Exercise —
Copy out the data below, character for character, from its first line through the line containing "block-label-savings-during: ЕКОНОМІЯ <box>410", with both of those lines included.

Data to process —

+ + + + + + +

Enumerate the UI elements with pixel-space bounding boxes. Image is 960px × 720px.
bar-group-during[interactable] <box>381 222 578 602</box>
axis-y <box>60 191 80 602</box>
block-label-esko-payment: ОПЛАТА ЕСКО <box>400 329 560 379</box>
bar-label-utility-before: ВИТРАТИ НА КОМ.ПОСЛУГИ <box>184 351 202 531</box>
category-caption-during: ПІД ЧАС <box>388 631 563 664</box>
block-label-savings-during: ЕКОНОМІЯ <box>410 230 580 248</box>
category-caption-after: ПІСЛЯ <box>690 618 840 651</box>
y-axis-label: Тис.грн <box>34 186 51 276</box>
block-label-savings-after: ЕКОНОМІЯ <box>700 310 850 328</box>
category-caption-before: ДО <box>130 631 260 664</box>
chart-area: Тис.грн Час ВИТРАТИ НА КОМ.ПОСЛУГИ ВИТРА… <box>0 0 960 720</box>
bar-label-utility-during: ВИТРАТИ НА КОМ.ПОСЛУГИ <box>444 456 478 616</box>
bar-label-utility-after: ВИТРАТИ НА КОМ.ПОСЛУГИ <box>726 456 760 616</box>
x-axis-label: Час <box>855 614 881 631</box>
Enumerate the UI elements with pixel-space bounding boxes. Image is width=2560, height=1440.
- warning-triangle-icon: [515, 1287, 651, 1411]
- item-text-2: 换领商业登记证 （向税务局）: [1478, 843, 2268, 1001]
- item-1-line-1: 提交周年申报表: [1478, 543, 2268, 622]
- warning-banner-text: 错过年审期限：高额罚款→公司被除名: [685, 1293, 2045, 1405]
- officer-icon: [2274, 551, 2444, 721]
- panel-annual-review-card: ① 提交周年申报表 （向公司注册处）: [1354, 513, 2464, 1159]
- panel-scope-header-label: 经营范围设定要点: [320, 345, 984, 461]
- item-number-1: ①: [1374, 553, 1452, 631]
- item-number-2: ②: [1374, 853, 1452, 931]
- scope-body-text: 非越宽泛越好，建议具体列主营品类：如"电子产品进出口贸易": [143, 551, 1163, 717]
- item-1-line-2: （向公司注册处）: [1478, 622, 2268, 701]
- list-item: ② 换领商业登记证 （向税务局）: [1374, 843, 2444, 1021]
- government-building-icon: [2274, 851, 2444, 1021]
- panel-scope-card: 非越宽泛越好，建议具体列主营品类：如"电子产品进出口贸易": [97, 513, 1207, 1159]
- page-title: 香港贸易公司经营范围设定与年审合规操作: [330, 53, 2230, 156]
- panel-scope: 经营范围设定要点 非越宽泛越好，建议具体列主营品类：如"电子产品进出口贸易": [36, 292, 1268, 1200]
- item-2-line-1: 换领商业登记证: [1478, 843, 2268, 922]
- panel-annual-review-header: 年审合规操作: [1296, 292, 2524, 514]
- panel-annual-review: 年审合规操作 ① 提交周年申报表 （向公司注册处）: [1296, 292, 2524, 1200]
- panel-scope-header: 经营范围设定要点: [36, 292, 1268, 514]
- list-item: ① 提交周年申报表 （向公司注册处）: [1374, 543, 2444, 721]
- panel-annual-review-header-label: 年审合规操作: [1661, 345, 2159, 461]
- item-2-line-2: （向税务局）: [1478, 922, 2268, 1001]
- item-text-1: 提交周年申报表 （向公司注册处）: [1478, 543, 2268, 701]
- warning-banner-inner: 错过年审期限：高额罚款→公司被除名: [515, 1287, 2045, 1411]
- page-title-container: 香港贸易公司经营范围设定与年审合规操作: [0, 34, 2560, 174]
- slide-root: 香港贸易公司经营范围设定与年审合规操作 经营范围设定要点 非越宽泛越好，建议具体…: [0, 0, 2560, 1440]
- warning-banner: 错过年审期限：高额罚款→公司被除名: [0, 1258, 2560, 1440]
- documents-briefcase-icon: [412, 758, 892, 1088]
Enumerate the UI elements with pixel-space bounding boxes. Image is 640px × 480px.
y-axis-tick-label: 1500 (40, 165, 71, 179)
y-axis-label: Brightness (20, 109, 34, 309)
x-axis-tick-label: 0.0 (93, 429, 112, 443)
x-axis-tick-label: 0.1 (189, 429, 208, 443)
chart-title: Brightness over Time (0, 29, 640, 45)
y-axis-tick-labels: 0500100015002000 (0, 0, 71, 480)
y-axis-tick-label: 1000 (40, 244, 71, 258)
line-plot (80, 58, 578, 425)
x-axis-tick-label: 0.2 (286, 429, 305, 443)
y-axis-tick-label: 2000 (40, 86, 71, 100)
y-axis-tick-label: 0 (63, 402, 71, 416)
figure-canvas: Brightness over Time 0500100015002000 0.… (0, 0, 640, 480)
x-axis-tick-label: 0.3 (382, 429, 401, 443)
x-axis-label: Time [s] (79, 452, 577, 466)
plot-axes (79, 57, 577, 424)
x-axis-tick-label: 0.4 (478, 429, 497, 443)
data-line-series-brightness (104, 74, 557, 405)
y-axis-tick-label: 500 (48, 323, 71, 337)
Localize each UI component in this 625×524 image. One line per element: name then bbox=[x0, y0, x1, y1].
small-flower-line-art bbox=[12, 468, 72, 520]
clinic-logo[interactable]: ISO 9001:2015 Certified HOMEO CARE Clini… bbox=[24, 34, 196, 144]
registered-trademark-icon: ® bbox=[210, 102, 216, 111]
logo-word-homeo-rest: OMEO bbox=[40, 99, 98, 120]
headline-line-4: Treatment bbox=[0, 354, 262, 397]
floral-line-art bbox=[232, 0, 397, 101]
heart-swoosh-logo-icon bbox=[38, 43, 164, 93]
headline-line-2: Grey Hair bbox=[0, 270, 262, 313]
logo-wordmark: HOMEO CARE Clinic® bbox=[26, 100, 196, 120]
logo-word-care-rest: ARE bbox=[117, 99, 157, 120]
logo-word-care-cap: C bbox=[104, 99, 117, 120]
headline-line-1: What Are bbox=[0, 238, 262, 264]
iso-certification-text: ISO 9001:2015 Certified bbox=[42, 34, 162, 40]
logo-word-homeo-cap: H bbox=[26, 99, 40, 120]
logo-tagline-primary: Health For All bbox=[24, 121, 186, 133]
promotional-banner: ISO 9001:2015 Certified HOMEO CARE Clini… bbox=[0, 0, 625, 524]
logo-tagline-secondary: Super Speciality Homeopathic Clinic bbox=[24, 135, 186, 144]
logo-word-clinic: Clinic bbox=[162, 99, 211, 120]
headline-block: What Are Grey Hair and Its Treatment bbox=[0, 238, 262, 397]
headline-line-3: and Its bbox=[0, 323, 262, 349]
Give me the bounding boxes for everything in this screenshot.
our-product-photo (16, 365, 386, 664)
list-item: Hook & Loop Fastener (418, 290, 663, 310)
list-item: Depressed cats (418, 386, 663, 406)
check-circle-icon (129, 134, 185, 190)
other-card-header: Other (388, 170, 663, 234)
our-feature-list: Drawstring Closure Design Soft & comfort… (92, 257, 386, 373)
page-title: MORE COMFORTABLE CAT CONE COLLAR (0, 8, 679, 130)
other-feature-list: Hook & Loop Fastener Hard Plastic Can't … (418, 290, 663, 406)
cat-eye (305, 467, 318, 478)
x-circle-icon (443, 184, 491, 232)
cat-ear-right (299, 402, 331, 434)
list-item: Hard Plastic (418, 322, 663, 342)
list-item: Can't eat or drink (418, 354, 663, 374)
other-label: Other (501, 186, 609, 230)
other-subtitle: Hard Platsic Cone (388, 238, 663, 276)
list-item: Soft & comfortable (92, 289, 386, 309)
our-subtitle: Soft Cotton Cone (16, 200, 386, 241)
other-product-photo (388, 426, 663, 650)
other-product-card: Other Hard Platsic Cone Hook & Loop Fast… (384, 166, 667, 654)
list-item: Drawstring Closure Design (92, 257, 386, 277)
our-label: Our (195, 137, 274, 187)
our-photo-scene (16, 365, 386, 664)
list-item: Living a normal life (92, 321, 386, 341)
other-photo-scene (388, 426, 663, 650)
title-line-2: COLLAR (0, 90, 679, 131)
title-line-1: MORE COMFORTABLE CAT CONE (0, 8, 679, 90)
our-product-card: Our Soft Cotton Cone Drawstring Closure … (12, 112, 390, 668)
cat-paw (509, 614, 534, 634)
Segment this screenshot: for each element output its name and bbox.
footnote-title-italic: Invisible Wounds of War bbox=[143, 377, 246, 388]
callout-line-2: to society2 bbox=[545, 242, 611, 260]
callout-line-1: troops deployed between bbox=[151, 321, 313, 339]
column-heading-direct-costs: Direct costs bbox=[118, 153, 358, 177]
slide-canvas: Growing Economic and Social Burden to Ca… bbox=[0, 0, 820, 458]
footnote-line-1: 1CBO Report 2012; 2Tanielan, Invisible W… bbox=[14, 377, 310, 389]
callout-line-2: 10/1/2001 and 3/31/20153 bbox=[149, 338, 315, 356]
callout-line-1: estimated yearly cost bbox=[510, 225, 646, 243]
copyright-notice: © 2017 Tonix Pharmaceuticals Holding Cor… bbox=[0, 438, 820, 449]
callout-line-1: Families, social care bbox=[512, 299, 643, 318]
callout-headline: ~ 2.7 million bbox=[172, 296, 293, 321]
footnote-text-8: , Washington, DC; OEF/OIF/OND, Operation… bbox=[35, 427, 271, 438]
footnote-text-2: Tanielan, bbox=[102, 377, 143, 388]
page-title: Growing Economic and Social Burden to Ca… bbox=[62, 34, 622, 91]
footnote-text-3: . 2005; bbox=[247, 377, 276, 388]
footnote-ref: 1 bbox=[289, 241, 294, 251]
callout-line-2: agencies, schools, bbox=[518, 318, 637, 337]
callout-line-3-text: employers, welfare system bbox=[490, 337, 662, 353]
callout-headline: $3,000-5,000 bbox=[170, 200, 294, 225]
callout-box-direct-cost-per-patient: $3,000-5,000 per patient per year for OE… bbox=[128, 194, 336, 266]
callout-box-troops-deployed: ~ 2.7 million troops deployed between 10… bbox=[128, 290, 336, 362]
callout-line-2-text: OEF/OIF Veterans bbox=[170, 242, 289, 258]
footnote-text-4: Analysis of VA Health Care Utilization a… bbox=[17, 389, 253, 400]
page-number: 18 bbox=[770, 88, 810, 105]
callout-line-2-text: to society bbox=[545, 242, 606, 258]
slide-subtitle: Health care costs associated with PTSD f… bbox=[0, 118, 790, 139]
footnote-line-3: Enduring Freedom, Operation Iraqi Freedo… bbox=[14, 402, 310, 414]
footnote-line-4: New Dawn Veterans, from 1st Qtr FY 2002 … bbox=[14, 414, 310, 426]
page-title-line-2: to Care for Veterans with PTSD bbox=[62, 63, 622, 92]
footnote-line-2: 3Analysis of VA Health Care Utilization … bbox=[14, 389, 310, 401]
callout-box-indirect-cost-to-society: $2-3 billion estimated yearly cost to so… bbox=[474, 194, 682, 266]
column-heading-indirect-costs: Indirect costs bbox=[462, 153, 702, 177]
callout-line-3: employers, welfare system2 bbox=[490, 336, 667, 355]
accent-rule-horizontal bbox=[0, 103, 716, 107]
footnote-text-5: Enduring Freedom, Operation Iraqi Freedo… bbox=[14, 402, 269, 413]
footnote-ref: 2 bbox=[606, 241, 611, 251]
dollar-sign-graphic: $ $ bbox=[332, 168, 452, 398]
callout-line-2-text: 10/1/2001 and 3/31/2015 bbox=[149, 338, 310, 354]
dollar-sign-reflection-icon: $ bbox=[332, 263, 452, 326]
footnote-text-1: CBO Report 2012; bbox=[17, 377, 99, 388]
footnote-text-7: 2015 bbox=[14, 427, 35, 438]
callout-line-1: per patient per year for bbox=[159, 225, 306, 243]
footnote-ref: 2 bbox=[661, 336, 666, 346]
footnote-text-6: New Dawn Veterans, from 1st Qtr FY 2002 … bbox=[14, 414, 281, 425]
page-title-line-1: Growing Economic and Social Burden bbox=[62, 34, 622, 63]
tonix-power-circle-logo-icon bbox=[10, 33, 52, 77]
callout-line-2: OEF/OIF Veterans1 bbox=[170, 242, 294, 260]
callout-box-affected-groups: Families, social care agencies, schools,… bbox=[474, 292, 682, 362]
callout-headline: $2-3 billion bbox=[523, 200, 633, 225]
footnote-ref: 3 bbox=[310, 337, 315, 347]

+ + + + + + +

Answer to this exercise —
Enumerate the UI elements with pixel-space bounding boxes. Image is 960px × 720px.
bar-group-during[interactable] <box>381 222 578 602</box>
axis-y <box>60 191 80 602</box>
block-label-esko-payment: ОПЛАТА ЕСКО <box>400 329 560 379</box>
bar-label-utility-before: ВИТРАТИ НА КОМ.ПОСЛУГИ <box>184 351 202 531</box>
category-caption-during: ПІД ЧАС <box>388 631 563 664</box>
block-label-savings-during: ЕКОНОМІЯ <box>410 230 580 248</box>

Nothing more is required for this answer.